The task:
From the entries below, keep only the lines that contain the string "current" and list them.

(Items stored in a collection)
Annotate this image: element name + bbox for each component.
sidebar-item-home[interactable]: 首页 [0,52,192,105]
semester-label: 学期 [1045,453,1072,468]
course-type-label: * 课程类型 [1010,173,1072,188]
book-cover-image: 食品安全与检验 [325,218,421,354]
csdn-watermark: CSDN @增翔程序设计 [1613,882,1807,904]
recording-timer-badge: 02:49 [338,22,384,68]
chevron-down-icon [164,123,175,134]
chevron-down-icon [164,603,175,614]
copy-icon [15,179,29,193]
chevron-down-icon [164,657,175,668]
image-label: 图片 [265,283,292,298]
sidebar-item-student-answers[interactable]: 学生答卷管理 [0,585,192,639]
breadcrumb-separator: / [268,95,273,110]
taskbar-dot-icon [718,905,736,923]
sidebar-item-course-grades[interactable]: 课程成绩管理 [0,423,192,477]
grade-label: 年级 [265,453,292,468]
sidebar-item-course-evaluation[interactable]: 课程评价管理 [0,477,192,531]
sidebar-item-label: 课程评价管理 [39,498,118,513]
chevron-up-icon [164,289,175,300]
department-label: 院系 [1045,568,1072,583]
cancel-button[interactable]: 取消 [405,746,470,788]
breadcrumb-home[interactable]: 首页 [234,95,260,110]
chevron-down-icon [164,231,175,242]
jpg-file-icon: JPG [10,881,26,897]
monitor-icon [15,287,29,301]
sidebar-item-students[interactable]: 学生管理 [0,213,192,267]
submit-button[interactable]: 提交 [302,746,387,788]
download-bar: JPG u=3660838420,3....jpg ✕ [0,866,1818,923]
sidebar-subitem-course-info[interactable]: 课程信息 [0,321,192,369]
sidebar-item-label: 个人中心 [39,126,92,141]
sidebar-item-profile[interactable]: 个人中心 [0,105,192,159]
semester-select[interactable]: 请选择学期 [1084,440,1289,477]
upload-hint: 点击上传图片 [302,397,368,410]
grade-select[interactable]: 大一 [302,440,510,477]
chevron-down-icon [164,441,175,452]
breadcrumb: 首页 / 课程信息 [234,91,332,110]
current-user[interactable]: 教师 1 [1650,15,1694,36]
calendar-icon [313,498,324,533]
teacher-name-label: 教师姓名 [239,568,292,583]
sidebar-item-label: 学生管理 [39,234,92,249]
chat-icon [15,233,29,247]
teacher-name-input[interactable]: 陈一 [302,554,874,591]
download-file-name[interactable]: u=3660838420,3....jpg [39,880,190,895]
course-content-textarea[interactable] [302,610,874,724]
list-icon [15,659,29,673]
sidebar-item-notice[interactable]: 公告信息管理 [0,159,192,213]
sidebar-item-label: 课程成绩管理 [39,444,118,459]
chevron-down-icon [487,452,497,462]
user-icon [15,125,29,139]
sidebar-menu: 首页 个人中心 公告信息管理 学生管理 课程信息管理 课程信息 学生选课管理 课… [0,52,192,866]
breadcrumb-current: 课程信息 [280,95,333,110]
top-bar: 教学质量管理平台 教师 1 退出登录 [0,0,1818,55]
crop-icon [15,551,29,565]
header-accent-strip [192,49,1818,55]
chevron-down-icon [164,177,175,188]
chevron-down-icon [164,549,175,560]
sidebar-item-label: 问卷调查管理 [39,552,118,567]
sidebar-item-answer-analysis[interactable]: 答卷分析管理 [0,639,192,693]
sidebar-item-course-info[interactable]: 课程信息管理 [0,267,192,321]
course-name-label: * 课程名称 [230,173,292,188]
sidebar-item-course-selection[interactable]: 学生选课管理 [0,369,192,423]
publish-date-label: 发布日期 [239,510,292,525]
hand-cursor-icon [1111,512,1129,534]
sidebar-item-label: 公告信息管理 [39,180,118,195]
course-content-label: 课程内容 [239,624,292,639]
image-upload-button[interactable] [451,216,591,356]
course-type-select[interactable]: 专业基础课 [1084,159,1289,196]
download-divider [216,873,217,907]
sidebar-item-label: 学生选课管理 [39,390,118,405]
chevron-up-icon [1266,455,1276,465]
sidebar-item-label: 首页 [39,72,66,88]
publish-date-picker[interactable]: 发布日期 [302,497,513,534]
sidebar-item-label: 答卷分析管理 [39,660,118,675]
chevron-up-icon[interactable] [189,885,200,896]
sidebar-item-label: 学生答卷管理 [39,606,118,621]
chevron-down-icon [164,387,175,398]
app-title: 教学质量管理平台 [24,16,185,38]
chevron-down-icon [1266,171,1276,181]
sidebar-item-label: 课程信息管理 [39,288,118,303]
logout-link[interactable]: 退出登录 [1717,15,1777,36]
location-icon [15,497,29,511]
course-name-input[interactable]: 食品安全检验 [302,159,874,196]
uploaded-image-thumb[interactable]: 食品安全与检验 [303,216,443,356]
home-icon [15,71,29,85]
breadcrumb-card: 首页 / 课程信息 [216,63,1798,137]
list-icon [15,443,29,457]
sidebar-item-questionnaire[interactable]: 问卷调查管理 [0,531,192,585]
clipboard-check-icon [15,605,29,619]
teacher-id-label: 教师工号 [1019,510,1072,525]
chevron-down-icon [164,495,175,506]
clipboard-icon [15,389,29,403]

Output of the task:
current-user[interactable]: 教师 1 [1650,15,1694,36]
breadcrumb-current: 课程信息 [280,95,333,110]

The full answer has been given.